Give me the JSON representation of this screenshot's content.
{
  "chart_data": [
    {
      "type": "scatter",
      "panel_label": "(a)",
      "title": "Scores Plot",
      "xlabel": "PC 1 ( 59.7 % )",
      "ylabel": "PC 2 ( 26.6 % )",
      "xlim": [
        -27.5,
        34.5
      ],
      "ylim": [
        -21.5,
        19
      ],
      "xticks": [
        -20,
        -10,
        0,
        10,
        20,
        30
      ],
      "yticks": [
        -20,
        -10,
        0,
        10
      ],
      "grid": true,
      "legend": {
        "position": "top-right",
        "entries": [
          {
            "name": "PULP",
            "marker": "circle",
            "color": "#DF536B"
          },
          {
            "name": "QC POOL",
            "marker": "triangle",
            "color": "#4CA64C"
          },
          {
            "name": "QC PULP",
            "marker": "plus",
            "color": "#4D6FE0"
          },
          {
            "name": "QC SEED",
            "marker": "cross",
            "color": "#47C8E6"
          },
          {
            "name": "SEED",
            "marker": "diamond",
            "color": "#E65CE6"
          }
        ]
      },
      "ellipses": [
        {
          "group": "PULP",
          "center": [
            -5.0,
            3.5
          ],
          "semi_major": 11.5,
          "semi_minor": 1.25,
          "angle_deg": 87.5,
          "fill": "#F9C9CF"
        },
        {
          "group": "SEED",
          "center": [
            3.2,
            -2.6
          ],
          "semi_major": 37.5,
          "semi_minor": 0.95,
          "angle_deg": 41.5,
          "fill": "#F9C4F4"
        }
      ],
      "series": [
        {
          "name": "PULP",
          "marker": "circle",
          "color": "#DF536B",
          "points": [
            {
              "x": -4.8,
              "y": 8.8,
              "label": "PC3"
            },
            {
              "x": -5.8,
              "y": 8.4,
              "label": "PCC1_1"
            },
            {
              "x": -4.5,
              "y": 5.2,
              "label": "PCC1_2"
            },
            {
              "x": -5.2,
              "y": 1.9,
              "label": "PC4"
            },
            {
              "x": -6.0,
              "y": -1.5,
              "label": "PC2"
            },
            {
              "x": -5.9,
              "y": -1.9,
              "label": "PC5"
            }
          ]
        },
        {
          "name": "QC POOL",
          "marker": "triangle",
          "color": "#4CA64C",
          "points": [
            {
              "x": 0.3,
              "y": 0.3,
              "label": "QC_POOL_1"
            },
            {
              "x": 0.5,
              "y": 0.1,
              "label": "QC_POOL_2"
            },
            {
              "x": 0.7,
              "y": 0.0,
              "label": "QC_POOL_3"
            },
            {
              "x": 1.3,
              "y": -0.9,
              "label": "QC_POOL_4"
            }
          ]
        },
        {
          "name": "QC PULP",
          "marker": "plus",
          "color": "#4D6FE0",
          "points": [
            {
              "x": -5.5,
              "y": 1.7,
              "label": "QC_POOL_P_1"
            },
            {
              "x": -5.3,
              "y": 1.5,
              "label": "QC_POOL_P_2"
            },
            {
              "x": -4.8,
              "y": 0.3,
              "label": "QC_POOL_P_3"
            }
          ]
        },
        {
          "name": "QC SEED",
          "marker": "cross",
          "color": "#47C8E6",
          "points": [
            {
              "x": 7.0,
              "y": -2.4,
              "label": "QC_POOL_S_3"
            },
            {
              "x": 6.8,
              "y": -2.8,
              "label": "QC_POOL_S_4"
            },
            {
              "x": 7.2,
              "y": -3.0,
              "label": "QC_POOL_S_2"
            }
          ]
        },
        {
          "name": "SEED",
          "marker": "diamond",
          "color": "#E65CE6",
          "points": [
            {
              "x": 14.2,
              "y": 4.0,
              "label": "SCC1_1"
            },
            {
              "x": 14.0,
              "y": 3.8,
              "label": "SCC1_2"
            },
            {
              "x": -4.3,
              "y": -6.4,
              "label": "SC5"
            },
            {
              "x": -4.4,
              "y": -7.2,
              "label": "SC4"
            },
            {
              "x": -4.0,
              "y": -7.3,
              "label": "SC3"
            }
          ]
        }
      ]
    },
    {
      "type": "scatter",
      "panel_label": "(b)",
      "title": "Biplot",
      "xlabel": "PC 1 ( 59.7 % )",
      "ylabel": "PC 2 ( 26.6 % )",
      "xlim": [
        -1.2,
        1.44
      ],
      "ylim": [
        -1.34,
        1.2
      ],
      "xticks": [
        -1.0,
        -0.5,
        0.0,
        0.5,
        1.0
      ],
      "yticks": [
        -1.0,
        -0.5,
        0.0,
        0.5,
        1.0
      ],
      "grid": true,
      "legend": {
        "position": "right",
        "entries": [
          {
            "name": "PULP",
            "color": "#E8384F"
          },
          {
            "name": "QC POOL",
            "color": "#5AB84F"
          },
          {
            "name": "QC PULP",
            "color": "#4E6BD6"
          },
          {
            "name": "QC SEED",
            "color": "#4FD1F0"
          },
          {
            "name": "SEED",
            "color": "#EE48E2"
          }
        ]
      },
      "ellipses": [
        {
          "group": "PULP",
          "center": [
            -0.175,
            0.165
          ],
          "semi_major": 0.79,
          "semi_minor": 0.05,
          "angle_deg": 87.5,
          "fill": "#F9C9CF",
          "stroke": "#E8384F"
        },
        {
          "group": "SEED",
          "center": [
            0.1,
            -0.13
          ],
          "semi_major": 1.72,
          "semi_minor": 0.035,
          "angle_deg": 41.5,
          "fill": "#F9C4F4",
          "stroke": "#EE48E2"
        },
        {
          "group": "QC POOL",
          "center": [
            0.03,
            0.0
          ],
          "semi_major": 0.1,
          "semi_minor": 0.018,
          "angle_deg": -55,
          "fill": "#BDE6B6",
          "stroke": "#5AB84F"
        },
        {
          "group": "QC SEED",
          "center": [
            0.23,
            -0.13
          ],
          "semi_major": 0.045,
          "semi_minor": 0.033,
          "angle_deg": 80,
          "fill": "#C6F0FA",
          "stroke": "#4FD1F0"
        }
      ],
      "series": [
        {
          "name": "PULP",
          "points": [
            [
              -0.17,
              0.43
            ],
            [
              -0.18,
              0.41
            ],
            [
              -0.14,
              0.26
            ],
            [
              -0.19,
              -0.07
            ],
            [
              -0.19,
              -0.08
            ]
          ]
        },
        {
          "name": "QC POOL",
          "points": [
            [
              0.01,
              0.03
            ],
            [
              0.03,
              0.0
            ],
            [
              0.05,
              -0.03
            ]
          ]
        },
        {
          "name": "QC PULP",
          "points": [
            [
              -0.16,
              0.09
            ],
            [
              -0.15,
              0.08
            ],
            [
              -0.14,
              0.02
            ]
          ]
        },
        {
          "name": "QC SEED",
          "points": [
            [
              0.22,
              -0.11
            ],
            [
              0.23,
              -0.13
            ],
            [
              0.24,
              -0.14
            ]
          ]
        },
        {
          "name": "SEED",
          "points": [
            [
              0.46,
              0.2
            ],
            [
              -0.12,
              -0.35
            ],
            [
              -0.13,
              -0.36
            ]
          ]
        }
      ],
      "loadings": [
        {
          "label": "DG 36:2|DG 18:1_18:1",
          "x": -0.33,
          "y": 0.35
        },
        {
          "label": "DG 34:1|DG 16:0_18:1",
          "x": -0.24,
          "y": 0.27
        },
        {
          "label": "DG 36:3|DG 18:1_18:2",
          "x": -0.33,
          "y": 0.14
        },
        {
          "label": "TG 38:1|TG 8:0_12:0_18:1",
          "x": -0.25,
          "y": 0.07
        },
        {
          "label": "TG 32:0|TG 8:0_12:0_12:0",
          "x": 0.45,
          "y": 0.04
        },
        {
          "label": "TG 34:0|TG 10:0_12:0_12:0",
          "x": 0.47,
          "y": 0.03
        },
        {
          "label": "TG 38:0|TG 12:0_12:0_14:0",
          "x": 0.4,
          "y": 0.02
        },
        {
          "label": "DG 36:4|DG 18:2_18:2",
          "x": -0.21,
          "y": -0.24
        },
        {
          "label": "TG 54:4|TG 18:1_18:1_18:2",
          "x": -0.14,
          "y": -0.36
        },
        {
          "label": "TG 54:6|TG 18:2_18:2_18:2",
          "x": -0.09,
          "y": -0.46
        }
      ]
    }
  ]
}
###
**WHAT YOU NEED TO DO**:
Copy every line of the records above that contains "fill".

**THE RESPONSE**:
          "fill": "#F9C9CF"
          "fill": "#F9C4F4"
          "fill": "#F9C9CF",
          "fill": "#F9C4F4",
          "fill": "#BDE6B6",
          "fill": "#C6F0FA",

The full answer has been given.